The entries below contain pictures. Retype everything except those pictures, exactly as given.

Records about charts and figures

# # # # # # #

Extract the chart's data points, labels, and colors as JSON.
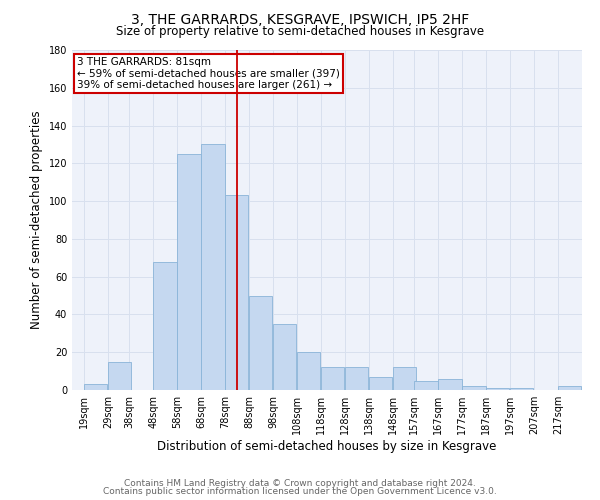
{
  "title": "3, THE GARRARDS, KESGRAVE, IPSWICH, IP5 2HF",
  "subtitle": "Size of property relative to semi-detached houses in Kesgrave",
  "xlabel": "Distribution of semi-detached houses by size in Kesgrave",
  "ylabel": "Number of semi-detached properties",
  "bar_labels": [
    "19sqm",
    "29sqm",
    "38sqm",
    "48sqm",
    "58sqm",
    "68sqm",
    "78sqm",
    "88sqm",
    "98sqm",
    "108sqm",
    "118sqm",
    "128sqm",
    "138sqm",
    "148sqm",
    "157sqm",
    "167sqm",
    "177sqm",
    "187sqm",
    "197sqm",
    "207sqm",
    "217sqm"
  ],
  "bar_values": [
    3,
    15,
    0,
    68,
    125,
    130,
    103,
    50,
    35,
    20,
    12,
    12,
    7,
    12,
    5,
    6,
    2,
    1,
    1,
    0,
    2
  ],
  "bar_color": "#c5d8f0",
  "bar_edge_color": "#8ab4d8",
  "property_line_label": "3 THE GARRARDS: 81sqm",
  "annotation_line1": "← 59% of semi-detached houses are smaller (397)",
  "annotation_line2": "39% of semi-detached houses are larger (261) →",
  "vline_color": "#cc0000",
  "ylim": [
    0,
    180
  ],
  "yticks": [
    0,
    20,
    40,
    60,
    80,
    100,
    120,
    140,
    160,
    180
  ],
  "bin_width": 10,
  "bin_starts": [
    19,
    29,
    38,
    48,
    58,
    68,
    78,
    88,
    98,
    108,
    118,
    128,
    138,
    148,
    157,
    167,
    177,
    187,
    197,
    207,
    217
  ],
  "vline_x": 83,
  "footnote1": "Contains HM Land Registry data © Crown copyright and database right 2024.",
  "footnote2": "Contains public sector information licensed under the Open Government Licence v3.0.",
  "bg_color": "#eef2fa",
  "grid_color": "#d8e0ee",
  "title_fontsize": 10,
  "subtitle_fontsize": 8.5,
  "axis_label_fontsize": 8.5,
  "tick_fontsize": 7,
  "annot_fontsize": 7.5,
  "footnote_fontsize": 6.5
}
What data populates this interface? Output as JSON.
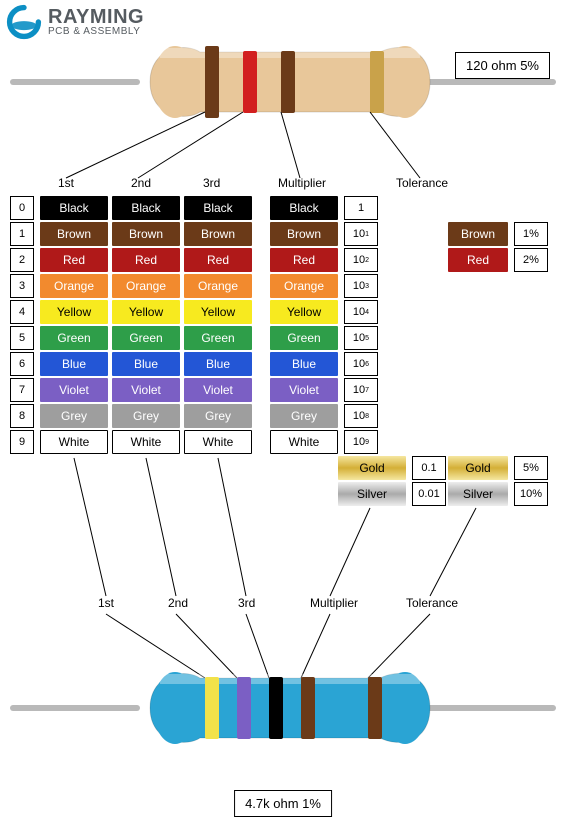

# # # # # # #

• FULL ANSWER
Extract the chart's data points, labels, and colors as JSON.
{
  "title": "3, THE GARRARDS, KESGRAVE, IPSWICH, IP5 2HF",
  "subtitle": "Size of property relative to semi-detached houses in Kesgrave",
  "xlabel": "Distribution of semi-detached houses by size in Kesgrave",
  "ylabel": "Number of semi-detached properties",
  "bar_labels": [
    "19sqm",
    "29sqm",
    "38sqm",
    "48sqm",
    "58sqm",
    "68sqm",
    "78sqm",
    "88sqm",
    "98sqm",
    "108sqm",
    "118sqm",
    "128sqm",
    "138sqm",
    "148sqm",
    "157sqm",
    "167sqm",
    "177sqm",
    "187sqm",
    "197sqm",
    "207sqm",
    "217sqm"
  ],
  "bar_values": [
    3,
    15,
    0,
    68,
    125,
    130,
    103,
    50,
    35,
    20,
    12,
    12,
    7,
    12,
    5,
    6,
    2,
    1,
    1,
    0,
    2
  ],
  "bar_color": "#c5d8f0",
  "bar_edge_color": "#8ab4d8",
  "property_line_label": "3 THE GARRARDS: 81sqm",
  "annotation_line1": "← 59% of semi-detached houses are smaller (397)",
  "annotation_line2": "39% of semi-detached houses are larger (261) →",
  "vline_color": "#cc0000",
  "ylim": [
    0,
    180
  ],
  "yticks": [
    0,
    20,
    40,
    60,
    80,
    100,
    120,
    140,
    160,
    180
  ],
  "bin_width": 10,
  "bin_starts": [
    19,
    29,
    38,
    48,
    58,
    68,
    78,
    88,
    98,
    108,
    118,
    128,
    138,
    148,
    157,
    167,
    177,
    187,
    197,
    207,
    217
  ],
  "vline_x": 83,
  "footnote1": "Contains HM Land Registry data © Crown copyright and database right 2024.",
  "footnote2": "Contains public sector information licensed under the Open Government Licence v3.0.",
  "bg_color": "#eef2fa",
  "grid_color": "#d8e0ee",
  "title_fontsize": 10,
  "subtitle_fontsize": 8.5,
  "axis_label_fontsize": 8.5,
  "tick_fontsize": 7,
  "annot_fontsize": 7.5,
  "footnote_fontsize": 6.5
}
What data populates this interface? Output as JSON.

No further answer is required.